TASK INPUTS:
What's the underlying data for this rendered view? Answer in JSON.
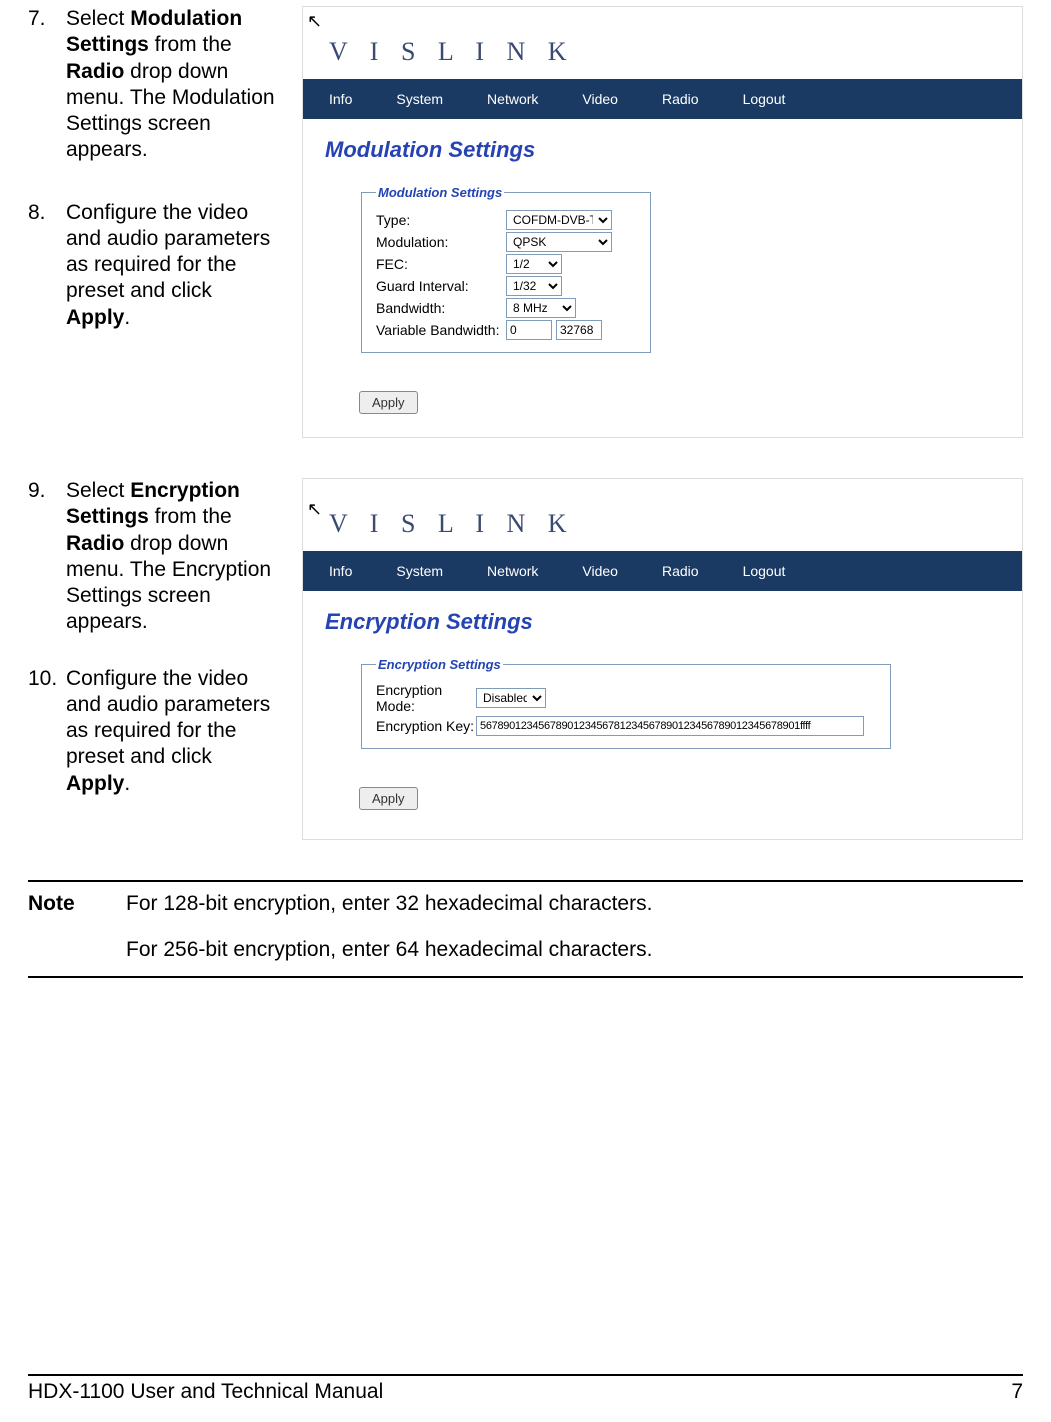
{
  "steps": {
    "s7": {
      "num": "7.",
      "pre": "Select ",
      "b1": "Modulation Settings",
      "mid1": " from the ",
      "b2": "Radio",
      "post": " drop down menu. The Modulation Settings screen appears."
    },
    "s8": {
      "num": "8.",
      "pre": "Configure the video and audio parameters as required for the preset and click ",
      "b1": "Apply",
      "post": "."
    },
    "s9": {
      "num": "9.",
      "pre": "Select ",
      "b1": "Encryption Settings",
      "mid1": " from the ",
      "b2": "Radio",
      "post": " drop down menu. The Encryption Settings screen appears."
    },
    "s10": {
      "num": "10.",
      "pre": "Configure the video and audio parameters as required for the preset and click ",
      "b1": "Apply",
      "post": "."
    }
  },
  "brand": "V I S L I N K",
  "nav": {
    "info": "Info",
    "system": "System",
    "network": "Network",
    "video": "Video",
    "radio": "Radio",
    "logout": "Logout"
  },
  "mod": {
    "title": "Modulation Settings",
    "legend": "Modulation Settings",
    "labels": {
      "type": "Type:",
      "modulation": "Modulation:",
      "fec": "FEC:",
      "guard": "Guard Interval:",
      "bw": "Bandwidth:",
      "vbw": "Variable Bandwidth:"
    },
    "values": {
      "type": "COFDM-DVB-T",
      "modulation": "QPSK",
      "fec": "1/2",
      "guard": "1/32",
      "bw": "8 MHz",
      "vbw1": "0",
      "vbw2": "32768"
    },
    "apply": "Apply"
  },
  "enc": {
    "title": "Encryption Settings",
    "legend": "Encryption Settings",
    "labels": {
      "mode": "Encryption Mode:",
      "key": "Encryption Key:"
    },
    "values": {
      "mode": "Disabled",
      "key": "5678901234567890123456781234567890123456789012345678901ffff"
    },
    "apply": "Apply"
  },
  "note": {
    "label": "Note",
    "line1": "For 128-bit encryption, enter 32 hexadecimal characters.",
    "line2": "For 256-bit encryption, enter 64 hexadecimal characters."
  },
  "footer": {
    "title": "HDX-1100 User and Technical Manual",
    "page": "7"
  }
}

PROBLEM TO WORK ON: Copy the material shown above in full and exactly. Skip the pictures.

FINISHED ANSWER:
What's the underlying data for this rendered view? Answer in JSON.
{
  "steps": {
    "s7": {
      "num": "7.",
      "pre": "Select ",
      "b1": "Modulation Settings",
      "mid1": " from the ",
      "b2": "Radio",
      "post": " drop down menu. The Modulation Settings screen appears."
    },
    "s8": {
      "num": "8.",
      "pre": "Configure the video and audio parameters as required for the preset and click ",
      "b1": "Apply",
      "post": "."
    },
    "s9": {
      "num": "9.",
      "pre": "Select ",
      "b1": "Encryption Settings",
      "mid1": " from the ",
      "b2": "Radio",
      "post": " drop down menu. The Encryption Settings screen appears."
    },
    "s10": {
      "num": "10.",
      "pre": "Configure the video and audio parameters as required for the preset and click ",
      "b1": "Apply",
      "post": "."
    }
  },
  "brand": "V I S L I N K",
  "nav": {
    "info": "Info",
    "system": "System",
    "network": "Network",
    "video": "Video",
    "radio": "Radio",
    "logout": "Logout"
  },
  "mod": {
    "title": "Modulation Settings",
    "legend": "Modulation Settings",
    "labels": {
      "type": "Type:",
      "modulation": "Modulation:",
      "fec": "FEC:",
      "guard": "Guard Interval:",
      "bw": "Bandwidth:",
      "vbw": "Variable Bandwidth:"
    },
    "values": {
      "type": "COFDM-DVB-T",
      "modulation": "QPSK",
      "fec": "1/2",
      "guard": "1/32",
      "bw": "8 MHz",
      "vbw1": "0",
      "vbw2": "32768"
    },
    "apply": "Apply"
  },
  "enc": {
    "title": "Encryption Settings",
    "legend": "Encryption Settings",
    "labels": {
      "mode": "Encryption Mode:",
      "key": "Encryption Key:"
    },
    "values": {
      "mode": "Disabled",
      "key": "5678901234567890123456781234567890123456789012345678901ffff"
    },
    "apply": "Apply"
  },
  "note": {
    "label": "Note",
    "line1": "For 128-bit encryption, enter 32 hexadecimal characters.",
    "line2": "For 256-bit encryption, enter 64 hexadecimal characters."
  },
  "footer": {
    "title": "HDX-1100 User and Technical Manual",
    "page": "7"
  }
}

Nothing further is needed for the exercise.